(Dataset rows about figures)

* Start *

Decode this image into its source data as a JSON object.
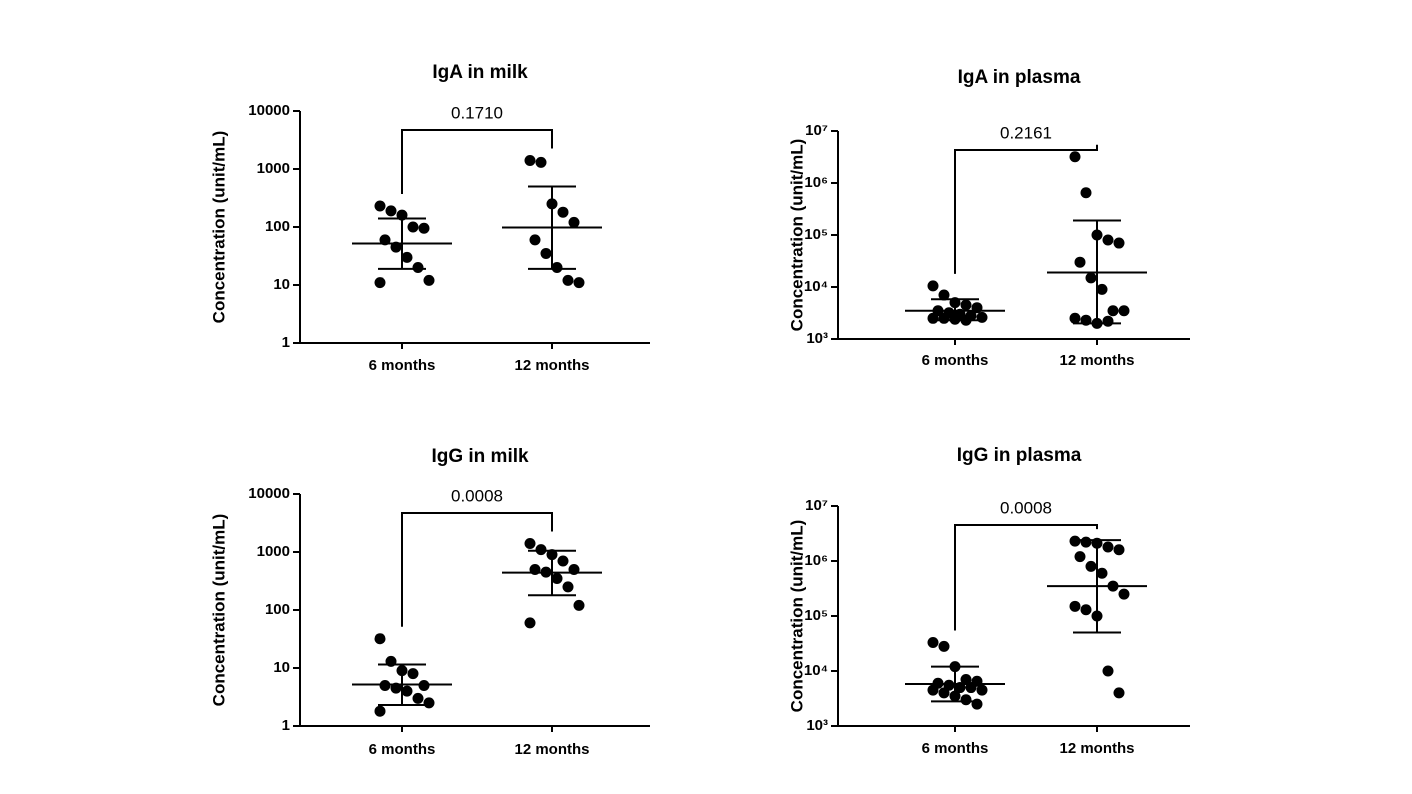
{
  "chart_data": [
    {
      "type": "scatter",
      "title": "IgA in milk",
      "ylabel": "Concentration (unit/mL)",
      "log_scale": true,
      "categories": [
        "6 months",
        "12 months"
      ],
      "values": [
        [
          230,
          190,
          160,
          100,
          95,
          60,
          45,
          30,
          20,
          12,
          11
        ],
        [
          1400,
          1300,
          250,
          180,
          120,
          60,
          35,
          20,
          12,
          11
        ]
      ],
      "center": [
        52,
        98
      ],
      "error_low": [
        19,
        19
      ],
      "error_high": [
        140,
        500
      ],
      "annotation": "0.1710",
      "color": "#000000",
      "ylim": [
        1,
        10000
      ],
      "yticks": [
        1,
        10,
        100,
        1000,
        10000
      ]
    },
    {
      "type": "scatter",
      "title": "IgA in plasma",
      "ylabel": "Concentration (unit/mL)",
      "log_scale": true,
      "categories": [
        "6 months",
        "12 months"
      ],
      "values": [
        [
          10500,
          7000,
          5000,
          4500,
          4000,
          3500,
          3200,
          3000,
          2800,
          2600,
          2500,
          2500,
          2400,
          2300
        ],
        [
          3200000,
          650000,
          100000,
          80000,
          70000,
          30000,
          15000,
          9000,
          3500,
          3500,
          2500,
          2300,
          2000,
          2200
        ]
      ],
      "center": [
        3500,
        19000
      ],
      "error_low": [
        2300,
        2000
      ],
      "error_high": [
        5800,
        190000
      ],
      "annotation": "0.2161",
      "color": "#000000",
      "ylim": [
        1000,
        10000000
      ],
      "yticks": [
        {
          "value": 1000,
          "label": "10³"
        },
        {
          "value": 10000,
          "label": "10⁴"
        },
        {
          "value": 100000,
          "label": "10⁵"
        },
        {
          "value": 1000000,
          "label": "10⁶"
        },
        {
          "value": 10000000,
          "label": "10⁷"
        }
      ]
    },
    {
      "type": "scatter",
      "title": "IgG in milk",
      "ylabel": "Concentration (unit/mL)",
      "log_scale": true,
      "categories": [
        "6 months",
        "12 months"
      ],
      "values": [
        [
          32,
          13,
          9,
          8,
          5,
          5,
          4.5,
          4,
          3,
          2.5,
          1.8
        ],
        [
          1400,
          1100,
          900,
          700,
          500,
          500,
          450,
          350,
          250,
          120,
          60
        ]
      ],
      "center": [
        5.2,
        440
      ],
      "error_low": [
        2.3,
        180
      ],
      "error_high": [
        11.5,
        1050
      ],
      "annotation": "0.0008",
      "color": "#000000",
      "ylim": [
        1,
        10000
      ],
      "yticks": [
        1,
        10,
        100,
        1000,
        10000
      ]
    },
    {
      "type": "scatter",
      "title": "IgG in plasma",
      "ylabel": "Concentration (unit/mL)",
      "log_scale": true,
      "categories": [
        "6 months",
        "12 months"
      ],
      "values": [
        [
          33000,
          28000,
          12000,
          7000,
          6500,
          6000,
          5500,
          5000,
          5000,
          4500,
          4500,
          4000,
          3500,
          3000,
          2500
        ],
        [
          2300000,
          2200000,
          2100000,
          1800000,
          1600000,
          1200000,
          800000,
          600000,
          350000,
          250000,
          150000,
          130000,
          100000,
          10000,
          4000
        ]
      ],
      "center": [
        5800,
        350000
      ],
      "error_low": [
        2800,
        50000
      ],
      "error_high": [
        12000,
        2400000
      ],
      "annotation": "0.0008",
      "color": "#000000",
      "ylim": [
        1000,
        10000000
      ],
      "yticks": [
        {
          "value": 1000,
          "label": "10³"
        },
        {
          "value": 10000,
          "label": "10⁴"
        },
        {
          "value": 100000,
          "label": "10⁵"
        },
        {
          "value": 1000000,
          "label": "10⁶"
        },
        {
          "value": 10000000,
          "label": "10⁷"
        }
      ]
    }
  ]
}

* End *

> _OBJECTIVE_
Reproduce the entries above without change, omitting all pictures.

> _WRITTEN RESPONSE_
Decode this image into its source data as a JSON object.
{
  "chart_data": [
    {
      "type": "scatter",
      "title": "IgA in milk",
      "ylabel": "Concentration (unit/mL)",
      "log_scale": true,
      "categories": [
        "6 months",
        "12 months"
      ],
      "values": [
        [
          230,
          190,
          160,
          100,
          95,
          60,
          45,
          30,
          20,
          12,
          11
        ],
        [
          1400,
          1300,
          250,
          180,
          120,
          60,
          35,
          20,
          12,
          11
        ]
      ],
      "center": [
        52,
        98
      ],
      "error_low": [
        19,
        19
      ],
      "error_high": [
        140,
        500
      ],
      "annotation": "0.1710",
      "color": "#000000",
      "ylim": [
        1,
        10000
      ],
      "yticks": [
        1,
        10,
        100,
        1000,
        10000
      ]
    },
    {
      "type": "scatter",
      "title": "IgA in plasma",
      "ylabel": "Concentration (unit/mL)",
      "log_scale": true,
      "categories": [
        "6 months",
        "12 months"
      ],
      "values": [
        [
          10500,
          7000,
          5000,
          4500,
          4000,
          3500,
          3200,
          3000,
          2800,
          2600,
          2500,
          2500,
          2400,
          2300
        ],
        [
          3200000,
          650000,
          100000,
          80000,
          70000,
          30000,
          15000,
          9000,
          3500,
          3500,
          2500,
          2300,
          2000,
          2200
        ]
      ],
      "center": [
        3500,
        19000
      ],
      "error_low": [
        2300,
        2000
      ],
      "error_high": [
        5800,
        190000
      ],
      "annotation": "0.2161",
      "color": "#000000",
      "ylim": [
        1000,
        10000000
      ],
      "yticks": [
        {
          "value": 1000,
          "label": "10³"
        },
        {
          "value": 10000,
          "label": "10⁴"
        },
        {
          "value": 100000,
          "label": "10⁵"
        },
        {
          "value": 1000000,
          "label": "10⁶"
        },
        {
          "value": 10000000,
          "label": "10⁷"
        }
      ]
    },
    {
      "type": "scatter",
      "title": "IgG in milk",
      "ylabel": "Concentration (unit/mL)",
      "log_scale": true,
      "categories": [
        "6 months",
        "12 months"
      ],
      "values": [
        [
          32,
          13,
          9,
          8,
          5,
          5,
          4.5,
          4,
          3,
          2.5,
          1.8
        ],
        [
          1400,
          1100,
          900,
          700,
          500,
          500,
          450,
          350,
          250,
          120,
          60
        ]
      ],
      "center": [
        5.2,
        440
      ],
      "error_low": [
        2.3,
        180
      ],
      "error_high": [
        11.5,
        1050
      ],
      "annotation": "0.0008",
      "color": "#000000",
      "ylim": [
        1,
        10000
      ],
      "yticks": [
        1,
        10,
        100,
        1000,
        10000
      ]
    },
    {
      "type": "scatter",
      "title": "IgG in plasma",
      "ylabel": "Concentration (unit/mL)",
      "log_scale": true,
      "categories": [
        "6 months",
        "12 months"
      ],
      "values": [
        [
          33000,
          28000,
          12000,
          7000,
          6500,
          6000,
          5500,
          5000,
          5000,
          4500,
          4500,
          4000,
          3500,
          3000,
          2500
        ],
        [
          2300000,
          2200000,
          2100000,
          1800000,
          1600000,
          1200000,
          800000,
          600000,
          350000,
          250000,
          150000,
          130000,
          100000,
          10000,
          4000
        ]
      ],
      "center": [
        5800,
        350000
      ],
      "error_low": [
        2800,
        50000
      ],
      "error_high": [
        12000,
        2400000
      ],
      "annotation": "0.0008",
      "color": "#000000",
      "ylim": [
        1000,
        10000000
      ],
      "yticks": [
        {
          "value": 1000,
          "label": "10³"
        },
        {
          "value": 10000,
          "label": "10⁴"
        },
        {
          "value": 100000,
          "label": "10⁵"
        },
        {
          "value": 1000000,
          "label": "10⁶"
        },
        {
          "value": 10000000,
          "label": "10⁷"
        }
      ]
    }
  ]
}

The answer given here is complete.